» Given instruction:
In the copy, include every entry exactly but none of the images.

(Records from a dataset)

+++

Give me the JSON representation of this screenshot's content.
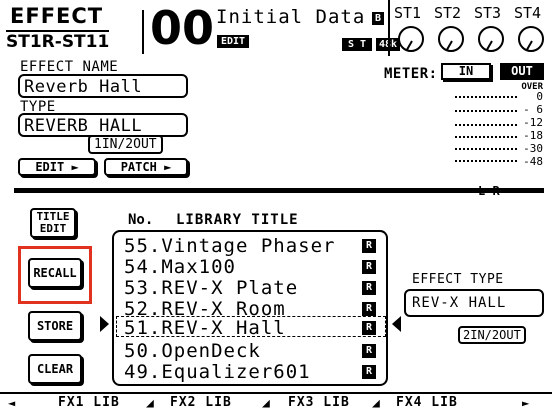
{
  "header": {
    "effect_label": "EFFECT",
    "channel_label": "ST1R-ST11",
    "scene_number": "00",
    "scene_name": "Initial Data",
    "edit_badge": "EDIT",
    "st_badge": "S T",
    "rate_badge": "48k",
    "fs_icon": "B",
    "knob_labels": [
      "ST1",
      "ST2",
      "ST3",
      "ST4"
    ]
  },
  "effect": {
    "name_label": "EFFECT NAME",
    "name_value": "Reverb Hall",
    "type_label": "TYPE",
    "type_value": "REVERB HALL",
    "io_config": "1IN/2OUT",
    "edit_button": "EDIT",
    "patch_button": "PATCH"
  },
  "meter": {
    "label": "METER:",
    "in_label": "IN",
    "out_label": "OUT",
    "over_label": "OVER",
    "scale": [
      "0",
      "- 6",
      "-12",
      "-18",
      "-30",
      "-48"
    ],
    "channels": "L R"
  },
  "library": {
    "no_header": "No.",
    "title_header": "LIBRARY TITLE",
    "title_edit_button": [
      "TITLE",
      "EDIT"
    ],
    "recall_button": "RECALL",
    "store_button": "STORE",
    "clear_button": "CLEAR",
    "items": [
      {
        "label": "55.Vintage Phaser",
        "badge": "R"
      },
      {
        "label": "54.Max100",
        "badge": "R"
      },
      {
        "label": "53.REV-X Plate",
        "badge": "R"
      },
      {
        "label": "52.REV-X Room",
        "badge": "R"
      },
      {
        "label": "51.REV-X Hall",
        "badge": "R"
      },
      {
        "label": "50.OpenDeck",
        "badge": "R"
      },
      {
        "label": "49.Equalizer601",
        "badge": "R"
      }
    ],
    "selected_index": 4,
    "effect_type_label": "EFFECT TYPE",
    "effect_type_value": "REV-X HALL",
    "effect_type_io": "2IN/2OUT"
  },
  "tabs": [
    "FX1 LIB",
    "FX2 LIB",
    "FX3 LIB",
    "FX4 LIB"
  ],
  "colors": {
    "highlight": "#e0321e",
    "ink": "#000000",
    "paper": "#ffffff"
  }
}
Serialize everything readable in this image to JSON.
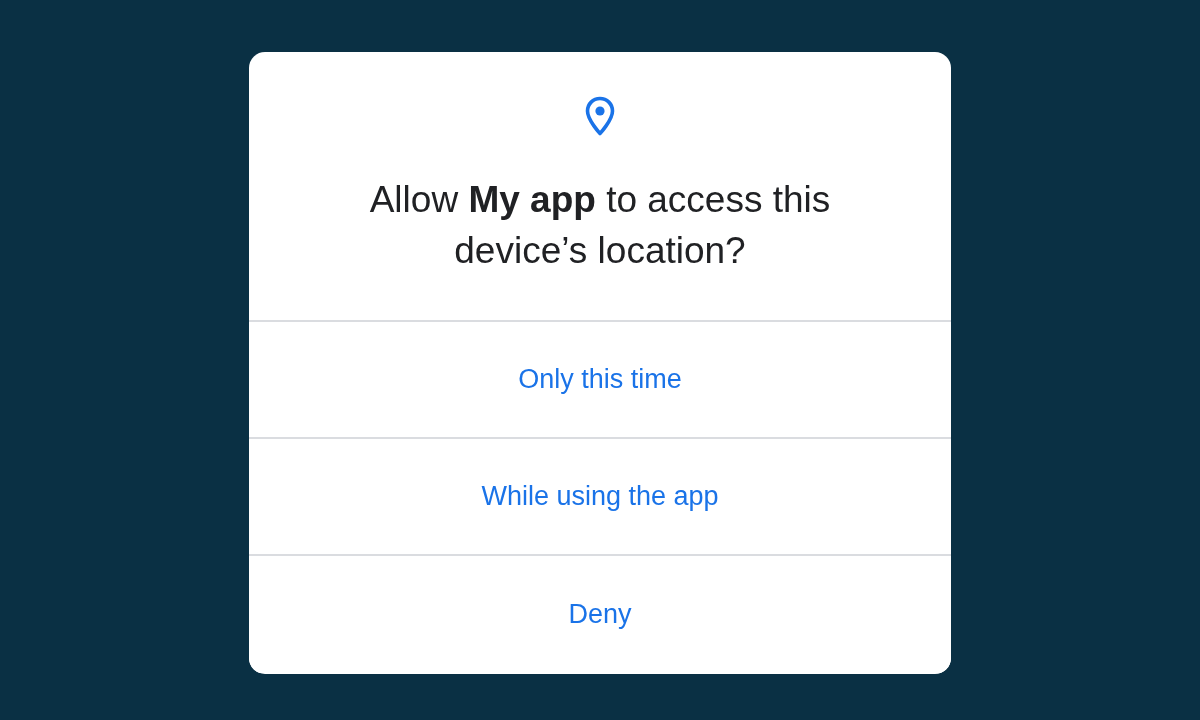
{
  "dialog": {
    "title": "Allow **My app** to access this device’s location?",
    "buttons": [
      {
        "label": "Only this time"
      },
      {
        "label": "While using the app"
      },
      {
        "label": "Deny"
      }
    ]
  }
}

+++

» Exercise output:
Give me the JSON representation of this screenshot's content.
{
  "header": {
    "effect_label": "EFFECT",
    "channel_label": "ST1R-ST11",
    "scene_number": "00",
    "scene_name": "Initial Data",
    "edit_badge": "EDIT",
    "st_badge": "S T",
    "rate_badge": "48k",
    "fs_icon": "B",
    "knob_labels": [
      "ST1",
      "ST2",
      "ST3",
      "ST4"
    ]
  },
  "effect": {
    "name_label": "EFFECT NAME",
    "name_value": "Reverb Hall",
    "type_label": "TYPE",
    "type_value": "REVERB HALL",
    "io_config": "1IN/2OUT",
    "edit_button": "EDIT",
    "patch_button": "PATCH"
  },
  "meter": {
    "label": "METER:",
    "in_label": "IN",
    "out_label": "OUT",
    "over_label": "OVER",
    "scale": [
      "0",
      "- 6",
      "-12",
      "-18",
      "-30",
      "-48"
    ],
    "channels": "L R"
  },
  "library": {
    "no_header": "No.",
    "title_header": "LIBRARY TITLE",
    "title_edit_button": [
      "TITLE",
      "EDIT"
    ],
    "recall_button": "RECALL",
    "store_button": "STORE",
    "clear_button": "CLEAR",
    "items": [
      {
        "label": "55.Vintage Phaser",
        "badge": "R"
      },
      {
        "label": "54.Max100",
        "badge": "R"
      },
      {
        "label": "53.REV-X Plate",
        "badge": "R"
      },
      {
        "label": "52.REV-X Room",
        "badge": "R"
      },
      {
        "label": "51.REV-X Hall",
        "badge": "R"
      },
      {
        "label": "50.OpenDeck",
        "badge": "R"
      },
      {
        "label": "49.Equalizer601",
        "badge": "R"
      }
    ],
    "selected_index": 4,
    "effect_type_label": "EFFECT TYPE",
    "effect_type_value": "REV-X HALL",
    "effect_type_io": "2IN/2OUT"
  },
  "tabs": [
    "FX1 LIB",
    "FX2 LIB",
    "FX3 LIB",
    "FX4 LIB"
  ],
  "colors": {
    "highlight": "#e0321e",
    "ink": "#000000",
    "paper": "#ffffff"
  }
}
Serialize everything readable in this image to JSON.
{
  "dialog": {
    "title": "Allow **My app** to access this device’s location?",
    "buttons": [
      {
        "label": "Only this time"
      },
      {
        "label": "While using the app"
      },
      {
        "label": "Deny"
      }
    ]
  }
}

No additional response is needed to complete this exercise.